* _What you will do_: What follows is a set of records, each of which is to be written out exactly.

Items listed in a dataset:

— Begin —

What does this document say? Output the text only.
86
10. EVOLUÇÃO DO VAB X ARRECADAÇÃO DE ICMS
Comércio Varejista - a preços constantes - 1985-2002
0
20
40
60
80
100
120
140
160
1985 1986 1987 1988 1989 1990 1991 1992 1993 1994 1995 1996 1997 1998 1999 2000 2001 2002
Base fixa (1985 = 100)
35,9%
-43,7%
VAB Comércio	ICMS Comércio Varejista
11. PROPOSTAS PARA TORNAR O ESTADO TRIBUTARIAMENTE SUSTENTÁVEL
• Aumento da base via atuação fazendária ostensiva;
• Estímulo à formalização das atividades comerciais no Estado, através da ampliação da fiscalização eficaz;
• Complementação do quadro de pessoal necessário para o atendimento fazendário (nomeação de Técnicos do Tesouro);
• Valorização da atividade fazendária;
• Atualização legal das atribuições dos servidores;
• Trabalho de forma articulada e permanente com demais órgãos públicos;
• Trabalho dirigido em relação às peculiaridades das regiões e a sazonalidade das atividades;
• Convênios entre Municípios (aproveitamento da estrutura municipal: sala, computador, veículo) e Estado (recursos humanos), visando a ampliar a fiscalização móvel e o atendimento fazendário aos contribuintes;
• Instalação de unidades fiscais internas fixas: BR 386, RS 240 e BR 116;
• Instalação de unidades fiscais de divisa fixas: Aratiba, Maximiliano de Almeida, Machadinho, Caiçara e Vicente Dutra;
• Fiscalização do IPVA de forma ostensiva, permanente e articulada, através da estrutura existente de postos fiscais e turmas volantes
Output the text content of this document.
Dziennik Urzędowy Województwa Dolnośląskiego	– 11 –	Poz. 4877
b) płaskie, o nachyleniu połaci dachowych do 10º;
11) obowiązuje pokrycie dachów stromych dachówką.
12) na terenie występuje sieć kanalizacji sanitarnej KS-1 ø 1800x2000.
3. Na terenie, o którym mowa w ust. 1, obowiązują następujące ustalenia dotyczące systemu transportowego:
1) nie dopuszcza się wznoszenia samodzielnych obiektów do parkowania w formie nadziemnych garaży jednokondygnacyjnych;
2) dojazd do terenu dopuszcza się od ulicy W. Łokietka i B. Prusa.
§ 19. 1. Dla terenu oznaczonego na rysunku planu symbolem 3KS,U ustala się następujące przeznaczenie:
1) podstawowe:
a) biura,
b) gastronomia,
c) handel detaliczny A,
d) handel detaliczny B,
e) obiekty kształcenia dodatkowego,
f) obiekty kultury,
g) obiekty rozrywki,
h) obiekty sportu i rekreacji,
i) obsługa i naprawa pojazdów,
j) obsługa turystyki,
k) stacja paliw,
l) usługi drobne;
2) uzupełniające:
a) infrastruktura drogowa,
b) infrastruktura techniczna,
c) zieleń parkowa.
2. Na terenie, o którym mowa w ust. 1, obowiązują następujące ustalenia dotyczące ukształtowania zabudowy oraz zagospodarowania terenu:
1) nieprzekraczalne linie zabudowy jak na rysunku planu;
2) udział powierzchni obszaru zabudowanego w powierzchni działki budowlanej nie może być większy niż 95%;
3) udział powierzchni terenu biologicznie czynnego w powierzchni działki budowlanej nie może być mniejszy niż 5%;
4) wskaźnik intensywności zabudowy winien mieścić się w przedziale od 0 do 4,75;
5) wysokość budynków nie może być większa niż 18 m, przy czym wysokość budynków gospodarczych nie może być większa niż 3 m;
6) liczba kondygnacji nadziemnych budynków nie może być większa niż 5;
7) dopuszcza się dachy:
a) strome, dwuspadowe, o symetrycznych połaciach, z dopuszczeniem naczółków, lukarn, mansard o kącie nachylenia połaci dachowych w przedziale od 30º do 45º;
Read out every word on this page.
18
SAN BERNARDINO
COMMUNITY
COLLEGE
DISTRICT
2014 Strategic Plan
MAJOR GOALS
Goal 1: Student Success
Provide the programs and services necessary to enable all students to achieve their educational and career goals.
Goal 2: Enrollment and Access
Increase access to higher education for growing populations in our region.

— End —

* _Exercise solution_:
What does this document say? Output the text only.
86
10. EVOLUÇÃO DO VAB X ARRECADAÇÃO DE ICMS
Comércio Varejista - a preços constantes - 1985-2002
0
20
40
60
80
100
120
140
160
1985 1986 1987 1988 1989 1990 1991 1992 1993 1994 1995 1996 1997 1998 1999 2000 2001 2002
Base fixa (1985 = 100)
35,9%
-43,7%
VAB Comércio	ICMS Comércio Varejista
11. PROPOSTAS PARA TORNAR O ESTADO TRIBUTARIAMENTE SUSTENTÁVEL
• Aumento da base via atuação fazendária ostensiva;
• Estímulo à formalização das atividades comerciais no Estado, através da ampliação da fiscalização eficaz;
• Complementação do quadro de pessoal necessário para o atendimento fazendário (nomeação de Técnicos do Tesouro);
• Valorização da atividade fazendária;
• Atualização legal das atribuições dos servidores;
• Trabalho de forma articulada e permanente com demais órgãos públicos;
• Trabalho dirigido em relação às peculiaridades das regiões e a sazonalidade das atividades;
• Convênios entre Municípios (aproveitamento da estrutura municipal: sala, computador, veículo) e Estado (recursos humanos), visando a ampliar a fiscalização móvel e o atendimento fazendário aos contribuintes;
• Instalação de unidades fiscais internas fixas: BR 386, RS 240 e BR 116;
• Instalação de unidades fiscais de divisa fixas: Aratiba, Maximiliano de Almeida, Machadinho, Caiçara e Vicente Dutra;
• Fiscalização do IPVA de forma ostensiva, permanente e articulada, através da estrutura existente de postos fiscais e turmas volantes
Output the text content of this document.
Dziennik Urzędowy Województwa Dolnośląskiego	– 11 –	Poz. 4877
b) płaskie, o nachyleniu połaci dachowych do 10º;
11) obowiązuje pokrycie dachów stromych dachówką.
12) na terenie występuje sieć kanalizacji sanitarnej KS-1 ø 1800x2000.
3. Na terenie, o którym mowa w ust. 1, obowiązują następujące ustalenia dotyczące systemu transportowego:
1) nie dopuszcza się wznoszenia samodzielnych obiektów do parkowania w formie nadziemnych garaży jednokondygnacyjnych;
2) dojazd do terenu dopuszcza się od ulicy W. Łokietka i B. Prusa.
§ 19. 1. Dla terenu oznaczonego na rysunku planu symbolem 3KS,U ustala się następujące przeznaczenie:
1) podstawowe:
a) biura,
b) gastronomia,
c) handel detaliczny A,
d) handel detaliczny B,
e) obiekty kształcenia dodatkowego,
f) obiekty kultury,
g) obiekty rozrywki,
h) obiekty sportu i rekreacji,
i) obsługa i naprawa pojazdów,
j) obsługa turystyki,
k) stacja paliw,
l) usługi drobne;
2) uzupełniające:
a) infrastruktura drogowa,
b) infrastruktura techniczna,
c) zieleń parkowa.
2. Na terenie, o którym mowa w ust. 1, obowiązują następujące ustalenia dotyczące ukształtowania zabudowy oraz zagospodarowania terenu:
1) nieprzekraczalne linie zabudowy jak na rysunku planu;
2) udział powierzchni obszaru zabudowanego w powierzchni działki budowlanej nie może być większy niż 95%;
3) udział powierzchni terenu biologicznie czynnego w powierzchni działki budowlanej nie może być mniejszy niż 5%;
4) wskaźnik intensywności zabudowy winien mieścić się w przedziale od 0 do 4,75;
5) wysokość budynków nie może być większa niż 18 m, przy czym wysokość budynków gospodarczych nie może być większa niż 3 m;
6) liczba kondygnacji nadziemnych budynków nie może być większa niż 5;
7) dopuszcza się dachy:
a) strome, dwuspadowe, o symetrycznych połaciach, z dopuszczeniem naczółków, lukarn, mansard o kącie nachylenia połaci dachowych w przedziale od 30º do 45º;
Read out every word on this page.
18
SAN BERNARDINO
COMMUNITY
COLLEGE
DISTRICT
2014 Strategic Plan
MAJOR GOALS
Goal 1: Student Success
Provide the programs and services necessary to enable all students to achieve their educational and career goals.
Goal 2: Enrollment and Access
Increase access to higher education for growing populations in our region.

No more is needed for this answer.